[Collected data entries]
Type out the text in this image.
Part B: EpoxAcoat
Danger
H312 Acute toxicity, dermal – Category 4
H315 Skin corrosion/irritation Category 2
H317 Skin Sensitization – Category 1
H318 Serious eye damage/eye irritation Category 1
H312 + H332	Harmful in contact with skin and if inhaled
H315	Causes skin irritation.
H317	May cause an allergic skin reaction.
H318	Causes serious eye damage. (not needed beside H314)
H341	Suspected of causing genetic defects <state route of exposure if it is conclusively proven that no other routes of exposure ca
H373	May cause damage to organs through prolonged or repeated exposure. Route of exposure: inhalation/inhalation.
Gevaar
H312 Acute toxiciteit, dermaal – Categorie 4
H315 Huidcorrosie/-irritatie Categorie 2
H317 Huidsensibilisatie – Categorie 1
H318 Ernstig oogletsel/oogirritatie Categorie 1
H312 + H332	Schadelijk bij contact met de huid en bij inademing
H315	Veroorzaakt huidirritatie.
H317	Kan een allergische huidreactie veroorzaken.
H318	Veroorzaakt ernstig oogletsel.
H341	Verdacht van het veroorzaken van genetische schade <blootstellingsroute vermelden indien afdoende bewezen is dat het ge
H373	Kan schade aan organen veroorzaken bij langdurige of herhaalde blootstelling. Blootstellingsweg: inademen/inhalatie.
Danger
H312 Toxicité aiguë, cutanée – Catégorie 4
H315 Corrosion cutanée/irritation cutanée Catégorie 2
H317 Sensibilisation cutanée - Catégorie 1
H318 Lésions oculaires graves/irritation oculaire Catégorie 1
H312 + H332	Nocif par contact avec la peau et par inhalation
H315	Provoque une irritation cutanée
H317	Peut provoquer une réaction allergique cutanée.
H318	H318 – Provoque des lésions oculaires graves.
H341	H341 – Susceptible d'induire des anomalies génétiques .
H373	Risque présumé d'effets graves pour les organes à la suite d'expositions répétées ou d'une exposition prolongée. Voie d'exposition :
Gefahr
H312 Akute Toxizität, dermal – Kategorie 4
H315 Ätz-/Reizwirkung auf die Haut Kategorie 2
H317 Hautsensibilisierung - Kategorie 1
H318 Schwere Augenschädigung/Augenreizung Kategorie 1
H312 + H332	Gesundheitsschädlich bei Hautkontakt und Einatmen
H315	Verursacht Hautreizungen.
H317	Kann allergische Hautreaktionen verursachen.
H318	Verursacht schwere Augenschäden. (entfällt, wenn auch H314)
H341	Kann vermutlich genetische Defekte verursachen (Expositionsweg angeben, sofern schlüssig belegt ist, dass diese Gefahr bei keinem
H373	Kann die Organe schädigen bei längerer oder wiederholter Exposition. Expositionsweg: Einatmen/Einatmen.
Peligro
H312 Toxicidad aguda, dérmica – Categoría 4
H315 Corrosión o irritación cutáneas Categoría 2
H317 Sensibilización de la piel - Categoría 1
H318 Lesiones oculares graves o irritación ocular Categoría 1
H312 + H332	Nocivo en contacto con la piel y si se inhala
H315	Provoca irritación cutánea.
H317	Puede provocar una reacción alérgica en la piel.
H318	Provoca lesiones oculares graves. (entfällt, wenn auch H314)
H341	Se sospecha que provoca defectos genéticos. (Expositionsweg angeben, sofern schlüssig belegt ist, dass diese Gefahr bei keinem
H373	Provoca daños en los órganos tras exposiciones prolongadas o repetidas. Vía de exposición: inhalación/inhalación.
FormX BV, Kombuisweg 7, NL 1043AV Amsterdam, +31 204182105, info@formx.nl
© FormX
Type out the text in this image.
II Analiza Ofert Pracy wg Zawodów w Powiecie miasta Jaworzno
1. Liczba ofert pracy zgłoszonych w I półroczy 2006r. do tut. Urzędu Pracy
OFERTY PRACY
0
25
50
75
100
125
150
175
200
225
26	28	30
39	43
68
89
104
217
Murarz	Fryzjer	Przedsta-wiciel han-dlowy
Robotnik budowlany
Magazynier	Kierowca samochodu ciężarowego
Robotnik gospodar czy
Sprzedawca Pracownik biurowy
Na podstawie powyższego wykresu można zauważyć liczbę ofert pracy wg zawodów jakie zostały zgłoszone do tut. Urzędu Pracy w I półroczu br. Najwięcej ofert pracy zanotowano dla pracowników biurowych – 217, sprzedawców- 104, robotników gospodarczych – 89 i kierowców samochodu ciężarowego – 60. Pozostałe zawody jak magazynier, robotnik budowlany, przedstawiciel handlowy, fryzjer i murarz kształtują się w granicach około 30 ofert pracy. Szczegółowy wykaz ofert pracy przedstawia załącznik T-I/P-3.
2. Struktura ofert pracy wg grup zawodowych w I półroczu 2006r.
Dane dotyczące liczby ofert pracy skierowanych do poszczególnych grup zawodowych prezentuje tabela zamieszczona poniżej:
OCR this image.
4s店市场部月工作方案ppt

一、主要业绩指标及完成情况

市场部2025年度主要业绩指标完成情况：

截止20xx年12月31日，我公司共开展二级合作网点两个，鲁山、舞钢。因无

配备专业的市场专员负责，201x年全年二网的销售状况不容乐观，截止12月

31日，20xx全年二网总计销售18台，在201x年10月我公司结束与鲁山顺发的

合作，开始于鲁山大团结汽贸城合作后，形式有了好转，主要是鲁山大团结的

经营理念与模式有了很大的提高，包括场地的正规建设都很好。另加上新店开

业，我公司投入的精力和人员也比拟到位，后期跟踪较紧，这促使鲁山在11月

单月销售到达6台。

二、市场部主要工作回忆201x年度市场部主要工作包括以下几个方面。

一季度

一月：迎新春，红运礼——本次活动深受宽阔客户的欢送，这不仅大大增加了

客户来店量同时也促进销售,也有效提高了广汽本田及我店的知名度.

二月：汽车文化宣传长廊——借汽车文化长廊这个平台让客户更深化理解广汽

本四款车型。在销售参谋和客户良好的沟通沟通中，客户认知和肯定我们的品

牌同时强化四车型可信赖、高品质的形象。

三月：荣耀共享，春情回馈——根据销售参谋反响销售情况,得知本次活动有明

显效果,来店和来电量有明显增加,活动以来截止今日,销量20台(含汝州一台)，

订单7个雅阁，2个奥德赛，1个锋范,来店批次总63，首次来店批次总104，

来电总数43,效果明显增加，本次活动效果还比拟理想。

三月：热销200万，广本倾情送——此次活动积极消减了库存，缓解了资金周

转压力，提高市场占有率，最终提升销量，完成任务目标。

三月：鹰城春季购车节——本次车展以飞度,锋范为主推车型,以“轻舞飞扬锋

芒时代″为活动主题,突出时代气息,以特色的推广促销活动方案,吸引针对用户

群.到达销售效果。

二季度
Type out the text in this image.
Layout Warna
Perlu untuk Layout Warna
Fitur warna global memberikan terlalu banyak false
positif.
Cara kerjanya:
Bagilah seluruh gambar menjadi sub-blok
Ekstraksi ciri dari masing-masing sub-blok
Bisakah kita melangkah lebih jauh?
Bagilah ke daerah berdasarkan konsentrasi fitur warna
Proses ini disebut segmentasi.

= Problem to solve =
All of the entries above should be written out again exactly.

= Completed exercise =
Type out the text in this image.
Part B: EpoxAcoat
Danger
H312 Acute toxicity, dermal – Category 4
H315 Skin corrosion/irritation Category 2
H317 Skin Sensitization – Category 1
H318 Serious eye damage/eye irritation Category 1
H312 + H332	Harmful in contact with skin and if inhaled
H315	Causes skin irritation.
H317	May cause an allergic skin reaction.
H318	Causes serious eye damage. (not needed beside H314)
H341	Suspected of causing genetic defects <state route of exposure if it is conclusively proven that no other routes of exposure ca
H373	May cause damage to organs through prolonged or repeated exposure. Route of exposure: inhalation/inhalation.
Gevaar
H312 Acute toxiciteit, dermaal – Categorie 4
H315 Huidcorrosie/-irritatie Categorie 2
H317 Huidsensibilisatie – Categorie 1
H318 Ernstig oogletsel/oogirritatie Categorie 1
H312 + H332	Schadelijk bij contact met de huid en bij inademing
H315	Veroorzaakt huidirritatie.
H317	Kan een allergische huidreactie veroorzaken.
H318	Veroorzaakt ernstig oogletsel.
H341	Verdacht van het veroorzaken van genetische schade <blootstellingsroute vermelden indien afdoende bewezen is dat het ge
H373	Kan schade aan organen veroorzaken bij langdurige of herhaalde blootstelling. Blootstellingsweg: inademen/inhalatie.
Danger
H312 Toxicité aiguë, cutanée – Catégorie 4
H315 Corrosion cutanée/irritation cutanée Catégorie 2
H317 Sensibilisation cutanée - Catégorie 1
H318 Lésions oculaires graves/irritation oculaire Catégorie 1
H312 + H332	Nocif par contact avec la peau et par inhalation
H315	Provoque une irritation cutanée
H317	Peut provoquer une réaction allergique cutanée.
H318	H318 – Provoque des lésions oculaires graves.
H341	H341 – Susceptible d'induire des anomalies génétiques .
H373	Risque présumé d'effets graves pour les organes à la suite d'expositions répétées ou d'une exposition prolongée. Voie d'exposition :
Gefahr
H312 Akute Toxizität, dermal – Kategorie 4
H315 Ätz-/Reizwirkung auf die Haut Kategorie 2
H317 Hautsensibilisierung - Kategorie 1
H318 Schwere Augenschädigung/Augenreizung Kategorie 1
H312 + H332	Gesundheitsschädlich bei Hautkontakt und Einatmen
H315	Verursacht Hautreizungen.
H317	Kann allergische Hautreaktionen verursachen.
H318	Verursacht schwere Augenschäden. (entfällt, wenn auch H314)
H341	Kann vermutlich genetische Defekte verursachen (Expositionsweg angeben, sofern schlüssig belegt ist, dass diese Gefahr bei keinem
H373	Kann die Organe schädigen bei längerer oder wiederholter Exposition. Expositionsweg: Einatmen/Einatmen.
Peligro
H312 Toxicidad aguda, dérmica – Categoría 4
H315 Corrosión o irritación cutáneas Categoría 2
H317 Sensibilización de la piel - Categoría 1
H318 Lesiones oculares graves o irritación ocular Categoría 1
H312 + H332	Nocivo en contacto con la piel y si se inhala
H315	Provoca irritación cutánea.
H317	Puede provocar una reacción alérgica en la piel.
H318	Provoca lesiones oculares graves. (entfällt, wenn auch H314)
H341	Se sospecha que provoca defectos genéticos. (Expositionsweg angeben, sofern schlüssig belegt ist, dass diese Gefahr bei keinem
H373	Provoca daños en los órganos tras exposiciones prolongadas o repetidas. Vía de exposición: inhalación/inhalación.
FormX BV, Kombuisweg 7, NL 1043AV Amsterdam, +31 204182105, info@formx.nl
© FormX
Type out the text in this image.
II Analiza Ofert Pracy wg Zawodów w Powiecie miasta Jaworzno
1. Liczba ofert pracy zgłoszonych w I półroczy 2006r. do tut. Urzędu Pracy
OFERTY PRACY
0
25
50
75
100
125
150
175
200
225
26	28	30
39	43
68
89
104
217
Murarz	Fryzjer	Przedsta-wiciel han-dlowy
Robotnik budowlany
Magazynier	Kierowca samochodu ciężarowego
Robotnik gospodar czy
Sprzedawca Pracownik biurowy
Na podstawie powyższego wykresu można zauważyć liczbę ofert pracy wg zawodów jakie zostały zgłoszone do tut. Urzędu Pracy w I półroczu br. Najwięcej ofert pracy zanotowano dla pracowników biurowych – 217, sprzedawców- 104, robotników gospodarczych – 89 i kierowców samochodu ciężarowego – 60. Pozostałe zawody jak magazynier, robotnik budowlany, przedstawiciel handlowy, fryzjer i murarz kształtują się w granicach około 30 ofert pracy. Szczegółowy wykaz ofert pracy przedstawia załącznik T-I/P-3.
2. Struktura ofert pracy wg grup zawodowych w I półroczu 2006r.
Dane dotyczące liczby ofert pracy skierowanych do poszczególnych grup zawodowych prezentuje tabela zamieszczona poniżej:
OCR this image.
4s店市场部月工作方案ppt

一、主要业绩指标及完成情况

市场部2025年度主要业绩指标完成情况：

截止20xx年12月31日，我公司共开展二级合作网点两个，鲁山、舞钢。因无

配备专业的市场专员负责，201x年全年二网的销售状况不容乐观，截止12月

31日，20xx全年二网总计销售18台，在201x年10月我公司结束与鲁山顺发的

合作，开始于鲁山大团结汽贸城合作后，形式有了好转，主要是鲁山大团结的

经营理念与模式有了很大的提高，包括场地的正规建设都很好。另加上新店开

业，我公司投入的精力和人员也比拟到位，后期跟踪较紧，这促使鲁山在11月

单月销售到达6台。

二、市场部主要工作回忆201x年度市场部主要工作包括以下几个方面。

一季度

一月：迎新春，红运礼——本次活动深受宽阔客户的欢送，这不仅大大增加了

客户来店量同时也促进销售,也有效提高了广汽本田及我店的知名度.

二月：汽车文化宣传长廊——借汽车文化长廊这个平台让客户更深化理解广汽

本四款车型。在销售参谋和客户良好的沟通沟通中，客户认知和肯定我们的品

牌同时强化四车型可信赖、高品质的形象。

三月：荣耀共享，春情回馈——根据销售参谋反响销售情况,得知本次活动有明

显效果,来店和来电量有明显增加,活动以来截止今日,销量20台(含汝州一台)，

订单7个雅阁，2个奥德赛，1个锋范,来店批次总63，首次来店批次总104，

来电总数43,效果明显增加，本次活动效果还比拟理想。

三月：热销200万，广本倾情送——此次活动积极消减了库存，缓解了资金周

转压力，提高市场占有率，最终提升销量，完成任务目标。

三月：鹰城春季购车节——本次车展以飞度,锋范为主推车型,以“轻舞飞扬锋

芒时代″为活动主题,突出时代气息,以特色的推广促销活动方案,吸引针对用户

群.到达销售效果。

二季度
Type out the text in this image.
Layout Warna
Perlu untuk Layout Warna
Fitur warna global memberikan terlalu banyak false
positif.
Cara kerjanya:
Bagilah seluruh gambar menjadi sub-blok
Ekstraksi ciri dari masing-masing sub-blok
Bisakah kita melangkah lebih jauh?
Bagilah ke daerah berdasarkan konsentrasi fitur warna
Proses ini disebut segmentasi.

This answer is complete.